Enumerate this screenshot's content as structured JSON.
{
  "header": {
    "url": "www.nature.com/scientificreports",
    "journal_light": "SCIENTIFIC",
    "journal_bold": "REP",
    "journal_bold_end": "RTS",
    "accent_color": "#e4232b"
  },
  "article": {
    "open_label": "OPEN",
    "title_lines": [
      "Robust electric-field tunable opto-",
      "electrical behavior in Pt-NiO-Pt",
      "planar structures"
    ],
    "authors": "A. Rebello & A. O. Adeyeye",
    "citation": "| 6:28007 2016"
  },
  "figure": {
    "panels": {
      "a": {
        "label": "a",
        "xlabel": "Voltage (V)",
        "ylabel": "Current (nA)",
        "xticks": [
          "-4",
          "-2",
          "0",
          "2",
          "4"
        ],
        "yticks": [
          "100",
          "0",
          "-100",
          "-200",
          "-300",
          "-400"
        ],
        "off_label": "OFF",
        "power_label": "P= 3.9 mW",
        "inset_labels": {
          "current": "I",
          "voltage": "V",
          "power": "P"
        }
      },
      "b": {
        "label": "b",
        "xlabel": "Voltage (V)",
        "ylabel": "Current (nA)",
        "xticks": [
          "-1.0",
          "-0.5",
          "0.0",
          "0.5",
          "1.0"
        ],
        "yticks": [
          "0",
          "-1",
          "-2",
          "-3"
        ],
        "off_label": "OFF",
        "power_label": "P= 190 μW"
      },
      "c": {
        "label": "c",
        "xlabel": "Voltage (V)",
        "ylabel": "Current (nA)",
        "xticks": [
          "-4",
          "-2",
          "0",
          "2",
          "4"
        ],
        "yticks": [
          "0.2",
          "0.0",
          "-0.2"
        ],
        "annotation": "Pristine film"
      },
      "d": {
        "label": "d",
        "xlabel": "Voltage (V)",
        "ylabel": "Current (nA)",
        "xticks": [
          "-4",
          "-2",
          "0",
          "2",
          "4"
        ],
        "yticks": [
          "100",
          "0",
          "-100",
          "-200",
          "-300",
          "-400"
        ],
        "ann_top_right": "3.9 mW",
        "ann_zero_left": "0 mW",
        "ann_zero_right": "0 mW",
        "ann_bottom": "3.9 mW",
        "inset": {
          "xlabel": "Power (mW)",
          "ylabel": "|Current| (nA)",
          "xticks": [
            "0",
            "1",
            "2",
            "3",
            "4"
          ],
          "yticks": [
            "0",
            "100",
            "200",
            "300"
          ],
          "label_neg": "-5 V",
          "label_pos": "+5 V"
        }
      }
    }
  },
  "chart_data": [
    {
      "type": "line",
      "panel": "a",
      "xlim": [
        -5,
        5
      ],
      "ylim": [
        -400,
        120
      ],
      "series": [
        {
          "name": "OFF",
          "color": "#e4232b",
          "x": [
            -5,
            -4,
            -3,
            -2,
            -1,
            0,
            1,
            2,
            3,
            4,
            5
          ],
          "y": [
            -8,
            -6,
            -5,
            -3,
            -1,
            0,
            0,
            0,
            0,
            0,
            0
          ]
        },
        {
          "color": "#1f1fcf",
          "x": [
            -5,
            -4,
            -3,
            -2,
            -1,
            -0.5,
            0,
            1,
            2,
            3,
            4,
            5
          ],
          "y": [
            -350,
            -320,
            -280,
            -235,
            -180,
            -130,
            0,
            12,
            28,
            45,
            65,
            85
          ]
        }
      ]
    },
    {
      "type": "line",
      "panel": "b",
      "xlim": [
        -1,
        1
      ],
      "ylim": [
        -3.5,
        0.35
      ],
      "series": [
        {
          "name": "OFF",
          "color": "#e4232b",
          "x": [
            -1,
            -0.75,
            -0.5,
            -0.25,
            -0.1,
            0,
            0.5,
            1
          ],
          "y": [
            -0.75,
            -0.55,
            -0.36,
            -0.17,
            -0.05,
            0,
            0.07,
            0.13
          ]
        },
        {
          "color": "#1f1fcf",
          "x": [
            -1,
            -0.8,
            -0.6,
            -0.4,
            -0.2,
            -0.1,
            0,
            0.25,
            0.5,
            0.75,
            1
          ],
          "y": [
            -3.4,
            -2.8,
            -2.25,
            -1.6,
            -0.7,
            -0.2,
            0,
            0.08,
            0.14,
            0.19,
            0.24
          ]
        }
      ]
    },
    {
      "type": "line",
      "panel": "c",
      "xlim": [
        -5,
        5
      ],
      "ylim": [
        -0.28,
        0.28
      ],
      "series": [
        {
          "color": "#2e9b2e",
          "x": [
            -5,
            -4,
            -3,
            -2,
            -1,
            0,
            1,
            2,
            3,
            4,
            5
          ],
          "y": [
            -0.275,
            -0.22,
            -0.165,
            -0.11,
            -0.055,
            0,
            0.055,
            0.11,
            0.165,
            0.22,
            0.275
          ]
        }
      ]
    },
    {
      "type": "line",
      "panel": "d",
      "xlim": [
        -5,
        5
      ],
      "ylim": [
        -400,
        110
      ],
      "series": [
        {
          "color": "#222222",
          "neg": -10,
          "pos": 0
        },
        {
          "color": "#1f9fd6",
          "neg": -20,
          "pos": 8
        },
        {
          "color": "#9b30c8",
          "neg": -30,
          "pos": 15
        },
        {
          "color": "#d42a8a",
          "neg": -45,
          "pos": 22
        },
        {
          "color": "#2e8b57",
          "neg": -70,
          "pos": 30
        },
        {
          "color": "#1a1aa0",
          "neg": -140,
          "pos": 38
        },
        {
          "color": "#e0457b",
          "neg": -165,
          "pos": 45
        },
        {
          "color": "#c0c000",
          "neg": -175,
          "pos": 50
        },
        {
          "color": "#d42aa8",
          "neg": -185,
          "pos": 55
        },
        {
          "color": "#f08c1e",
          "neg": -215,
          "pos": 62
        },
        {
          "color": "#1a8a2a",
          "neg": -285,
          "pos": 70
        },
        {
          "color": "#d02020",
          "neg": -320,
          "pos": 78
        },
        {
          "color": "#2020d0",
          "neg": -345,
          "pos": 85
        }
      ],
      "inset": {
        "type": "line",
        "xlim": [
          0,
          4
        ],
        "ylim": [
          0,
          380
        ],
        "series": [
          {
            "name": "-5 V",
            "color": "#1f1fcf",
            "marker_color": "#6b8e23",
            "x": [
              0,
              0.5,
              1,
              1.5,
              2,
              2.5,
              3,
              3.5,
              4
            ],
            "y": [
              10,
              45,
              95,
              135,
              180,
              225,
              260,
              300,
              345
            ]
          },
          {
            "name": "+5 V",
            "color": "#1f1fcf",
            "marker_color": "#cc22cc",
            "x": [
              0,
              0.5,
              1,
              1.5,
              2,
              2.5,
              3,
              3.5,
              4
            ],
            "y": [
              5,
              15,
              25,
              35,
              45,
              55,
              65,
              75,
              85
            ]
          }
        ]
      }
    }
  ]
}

**Work instructions:** Repeat the material above exactly.

**Written solution:**
Enumerate this screenshot's content as structured JSON.
{
  "header": {
    "url": "www.nature.com/scientificreports",
    "journal_light": "SCIENTIFIC",
    "journal_bold": "REP",
    "journal_bold_end": "RTS",
    "accent_color": "#e4232b"
  },
  "article": {
    "open_label": "OPEN",
    "title_lines": [
      "Robust electric-field tunable opto-",
      "electrical behavior in Pt-NiO-Pt",
      "planar structures"
    ],
    "authors": "A. Rebello & A. O. Adeyeye",
    "citation": "| 6:28007 2016"
  },
  "figure": {
    "panels": {
      "a": {
        "label": "a",
        "xlabel": "Voltage (V)",
        "ylabel": "Current (nA)",
        "xticks": [
          "-4",
          "-2",
          "0",
          "2",
          "4"
        ],
        "yticks": [
          "100",
          "0",
          "-100",
          "-200",
          "-300",
          "-400"
        ],
        "off_label": "OFF",
        "power_label": "P= 3.9 mW",
        "inset_labels": {
          "current": "I",
          "voltage": "V",
          "power": "P"
        }
      },
      "b": {
        "label": "b",
        "xlabel": "Voltage (V)",
        "ylabel": "Current (nA)",
        "xticks": [
          "-1.0",
          "-0.5",
          "0.0",
          "0.5",
          "1.0"
        ],
        "yticks": [
          "0",
          "-1",
          "-2",
          "-3"
        ],
        "off_label": "OFF",
        "power_label": "P= 190 μW"
      },
      "c": {
        "label": "c",
        "xlabel": "Voltage (V)",
        "ylabel": "Current (nA)",
        "xticks": [
          "-4",
          "-2",
          "0",
          "2",
          "4"
        ],
        "yticks": [
          "0.2",
          "0.0",
          "-0.2"
        ],
        "annotation": "Pristine film"
      },
      "d": {
        "label": "d",
        "xlabel": "Voltage (V)",
        "ylabel": "Current (nA)",
        "xticks": [
          "-4",
          "-2",
          "0",
          "2",
          "4"
        ],
        "yticks": [
          "100",
          "0",
          "-100",
          "-200",
          "-300",
          "-400"
        ],
        "ann_top_right": "3.9 mW",
        "ann_zero_left": "0 mW",
        "ann_zero_right": "0 mW",
        "ann_bottom": "3.9 mW",
        "inset": {
          "xlabel": "Power (mW)",
          "ylabel": "|Current| (nA)",
          "xticks": [
            "0",
            "1",
            "2",
            "3",
            "4"
          ],
          "yticks": [
            "0",
            "100",
            "200",
            "300"
          ],
          "label_neg": "-5 V",
          "label_pos": "+5 V"
        }
      }
    }
  },
  "chart_data": [
    {
      "type": "line",
      "panel": "a",
      "xlim": [
        -5,
        5
      ],
      "ylim": [
        -400,
        120
      ],
      "series": [
        {
          "name": "OFF",
          "color": "#e4232b",
          "x": [
            -5,
            -4,
            -3,
            -2,
            -1,
            0,
            1,
            2,
            3,
            4,
            5
          ],
          "y": [
            -8,
            -6,
            -5,
            -3,
            -1,
            0,
            0,
            0,
            0,
            0,
            0
          ]
        },
        {
          "color": "#1f1fcf",
          "x": [
            -5,
            -4,
            -3,
            -2,
            -1,
            -0.5,
            0,
            1,
            2,
            3,
            4,
            5
          ],
          "y": [
            -350,
            -320,
            -280,
            -235,
            -180,
            -130,
            0,
            12,
            28,
            45,
            65,
            85
          ]
        }
      ]
    },
    {
      "type": "line",
      "panel": "b",
      "xlim": [
        -1,
        1
      ],
      "ylim": [
        -3.5,
        0.35
      ],
      "series": [
        {
          "name": "OFF",
          "color": "#e4232b",
          "x": [
            -1,
            -0.75,
            -0.5,
            -0.25,
            -0.1,
            0,
            0.5,
            1
          ],
          "y": [
            -0.75,
            -0.55,
            -0.36,
            -0.17,
            -0.05,
            0,
            0.07,
            0.13
          ]
        },
        {
          "color": "#1f1fcf",
          "x": [
            -1,
            -0.8,
            -0.6,
            -0.4,
            -0.2,
            -0.1,
            0,
            0.25,
            0.5,
            0.75,
            1
          ],
          "y": [
            -3.4,
            -2.8,
            -2.25,
            -1.6,
            -0.7,
            -0.2,
            0,
            0.08,
            0.14,
            0.19,
            0.24
          ]
        }
      ]
    },
    {
      "type": "line",
      "panel": "c",
      "xlim": [
        -5,
        5
      ],
      "ylim": [
        -0.28,
        0.28
      ],
      "series": [
        {
          "color": "#2e9b2e",
          "x": [
            -5,
            -4,
            -3,
            -2,
            -1,
            0,
            1,
            2,
            3,
            4,
            5
          ],
          "y": [
            -0.275,
            -0.22,
            -0.165,
            -0.11,
            -0.055,
            0,
            0.055,
            0.11,
            0.165,
            0.22,
            0.275
          ]
        }
      ]
    },
    {
      "type": "line",
      "panel": "d",
      "xlim": [
        -5,
        5
      ],
      "ylim": [
        -400,
        110
      ],
      "series": [
        {
          "color": "#222222",
          "neg": -10,
          "pos": 0
        },
        {
          "color": "#1f9fd6",
          "neg": -20,
          "pos": 8
        },
        {
          "color": "#9b30c8",
          "neg": -30,
          "pos": 15
        },
        {
          "color": "#d42a8a",
          "neg": -45,
          "pos": 22
        },
        {
          "color": "#2e8b57",
          "neg": -70,
          "pos": 30
        },
        {
          "color": "#1a1aa0",
          "neg": -140,
          "pos": 38
        },
        {
          "color": "#e0457b",
          "neg": -165,
          "pos": 45
        },
        {
          "color": "#c0c000",
          "neg": -175,
          "pos": 50
        },
        {
          "color": "#d42aa8",
          "neg": -185,
          "pos": 55
        },
        {
          "color": "#f08c1e",
          "neg": -215,
          "pos": 62
        },
        {
          "color": "#1a8a2a",
          "neg": -285,
          "pos": 70
        },
        {
          "color": "#d02020",
          "neg": -320,
          "pos": 78
        },
        {
          "color": "#2020d0",
          "neg": -345,
          "pos": 85
        }
      ],
      "inset": {
        "type": "line",
        "xlim": [
          0,
          4
        ],
        "ylim": [
          0,
          380
        ],
        "series": [
          {
            "name": "-5 V",
            "color": "#1f1fcf",
            "marker_color": "#6b8e23",
            "x": [
              0,
              0.5,
              1,
              1.5,
              2,
              2.5,
              3,
              3.5,
              4
            ],
            "y": [
              10,
              45,
              95,
              135,
              180,
              225,
              260,
              300,
              345
            ]
          },
          {
            "name": "+5 V",
            "color": "#1f1fcf",
            "marker_color": "#cc22cc",
            "x": [
              0,
              0.5,
              1,
              1.5,
              2,
              2.5,
              3,
              3.5,
              4
            ],
            "y": [
              5,
              15,
              25,
              35,
              45,
              55,
              65,
              75,
              85
            ]
          }
        ]
      }
    }
  ]
}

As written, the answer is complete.